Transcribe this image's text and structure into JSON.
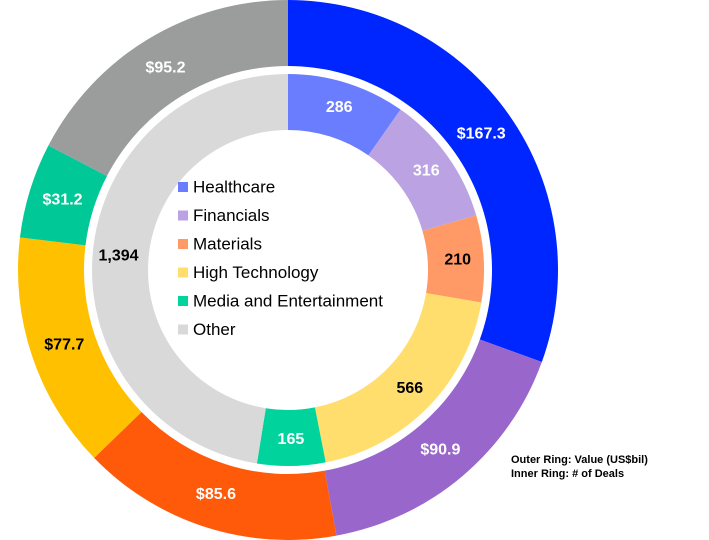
{
  "chart_data": {
    "type": "nested-donut",
    "categories": [
      "Healthcare",
      "Financials",
      "Materials",
      "High Technology",
      "Media and Entertainment",
      "Other"
    ],
    "rings": {
      "outer": {
        "values": [
          167.3,
          90.9,
          85.6,
          77.7,
          31.2,
          95.2
        ],
        "value_labels": [
          "$167.3",
          "$90.9",
          "$85.6",
          "$77.7",
          "$31.2",
          "$95.2"
        ],
        "colors": [
          "#0026ff",
          "#9966cc",
          "#ff5a0a",
          "#ffc000",
          "#00c896",
          "#9a9d9b"
        ],
        "label_colors": [
          "#ffffff",
          "#ffffff",
          "#ffffff",
          "#000000",
          "#ffffff",
          "#ffffff"
        ]
      },
      "inner": {
        "values": [
          286,
          316,
          210,
          566,
          165,
          1394
        ],
        "value_labels": [
          "286",
          "316",
          "210",
          "566",
          "165",
          "1,394"
        ],
        "colors": [
          "#6b7dff",
          "#bba3e3",
          "#ff9966",
          "#ffde6e",
          "#00d49c",
          "#d9d9d9"
        ],
        "label_colors": [
          "#ffffff",
          "#ffffff",
          "#000000",
          "#000000",
          "#ffffff",
          "#000000"
        ]
      }
    },
    "annotations": [
      "Outer Ring: Value (US$bil)",
      "Inner Ring: # of Deals"
    ]
  }
}
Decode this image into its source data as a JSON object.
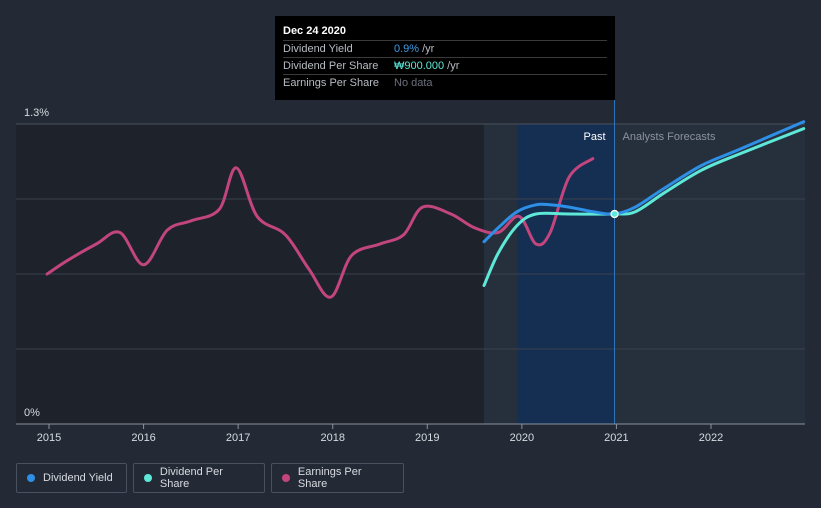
{
  "tooltip": {
    "date": "Dec 24 2020",
    "rows": [
      {
        "label": "Dividend Yield",
        "value": "0.9%",
        "unit": "/yr"
      },
      {
        "label": "Dividend Per Share",
        "value": "₩900.000",
        "unit": "/yr"
      },
      {
        "label": "Earnings Per Share",
        "value": "No data",
        "unit": ""
      }
    ]
  },
  "legend": [
    {
      "label": "Dividend Yield",
      "color": "#2e8fe6"
    },
    {
      "label": "Dividend Per Share",
      "color": "#5ee8d8"
    },
    {
      "label": "Earnings Per Share",
      "color": "#c2457e"
    }
  ],
  "labels": {
    "past": "Past",
    "forecast": "Analysts Forecasts"
  },
  "chart_data": {
    "type": "line",
    "title": "",
    "xlabel": "",
    "ylabel": "",
    "ylim": [
      0,
      1.3
    ],
    "y_tick_labels": [
      "0%",
      "1.3%"
    ],
    "x_ticks": [
      2015,
      2016,
      2017,
      2018,
      2019,
      2020,
      2021,
      2022
    ],
    "xlim": [
      2014.65,
      2022.98
    ],
    "past_end": 2020.98,
    "shade_start": 2019.95,
    "forecast_area_start": 2019.6,
    "highlight_x": 2020.98,
    "series": [
      {
        "name": "Dividend Yield",
        "color": "#2e8fe6",
        "x": [
          2019.6,
          2019.75,
          2019.95,
          2020.15,
          2020.3,
          2020.5,
          2020.75,
          2020.98,
          2021.2,
          2021.5,
          2021.9,
          2022.3,
          2022.98
        ],
        "y": [
          0.79,
          0.85,
          0.92,
          0.95,
          0.95,
          0.94,
          0.92,
          0.91,
          0.94,
          1.02,
          1.12,
          1.19,
          1.31
        ]
      },
      {
        "name": "Dividend Per Share",
        "color": "#5ee8d8",
        "x": [
          2019.6,
          2019.75,
          2019.95,
          2020.15,
          2020.5,
          2020.98,
          2021.2,
          2021.5,
          2021.9,
          2022.3,
          2022.98
        ],
        "y": [
          0.6,
          0.74,
          0.86,
          0.91,
          0.91,
          0.91,
          0.92,
          1.0,
          1.1,
          1.17,
          1.28
        ]
      },
      {
        "name": "Earnings Per Share",
        "color": "#c2457e",
        "x": [
          2014.98,
          2015.2,
          2015.5,
          2015.75,
          2016.0,
          2016.25,
          2016.5,
          2016.8,
          2016.98,
          2017.2,
          2017.5,
          2017.75,
          2017.98,
          2018.2,
          2018.5,
          2018.75,
          2018.95,
          2019.25,
          2019.5,
          2019.75,
          2019.97,
          2020.15,
          2020.3,
          2020.5,
          2020.75
        ],
        "y": [
          0.65,
          0.71,
          0.78,
          0.83,
          0.69,
          0.84,
          0.88,
          0.93,
          1.11,
          0.9,
          0.82,
          0.67,
          0.55,
          0.73,
          0.78,
          0.82,
          0.94,
          0.91,
          0.85,
          0.83,
          0.9,
          0.78,
          0.83,
          1.07,
          1.15
        ]
      }
    ]
  }
}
══════════════════════════════
**PROBLEM DETAILS**
Each line containing "Yield" counts once; state the total number of such lines and nothing else.

**CORRECT OUTPUT**
3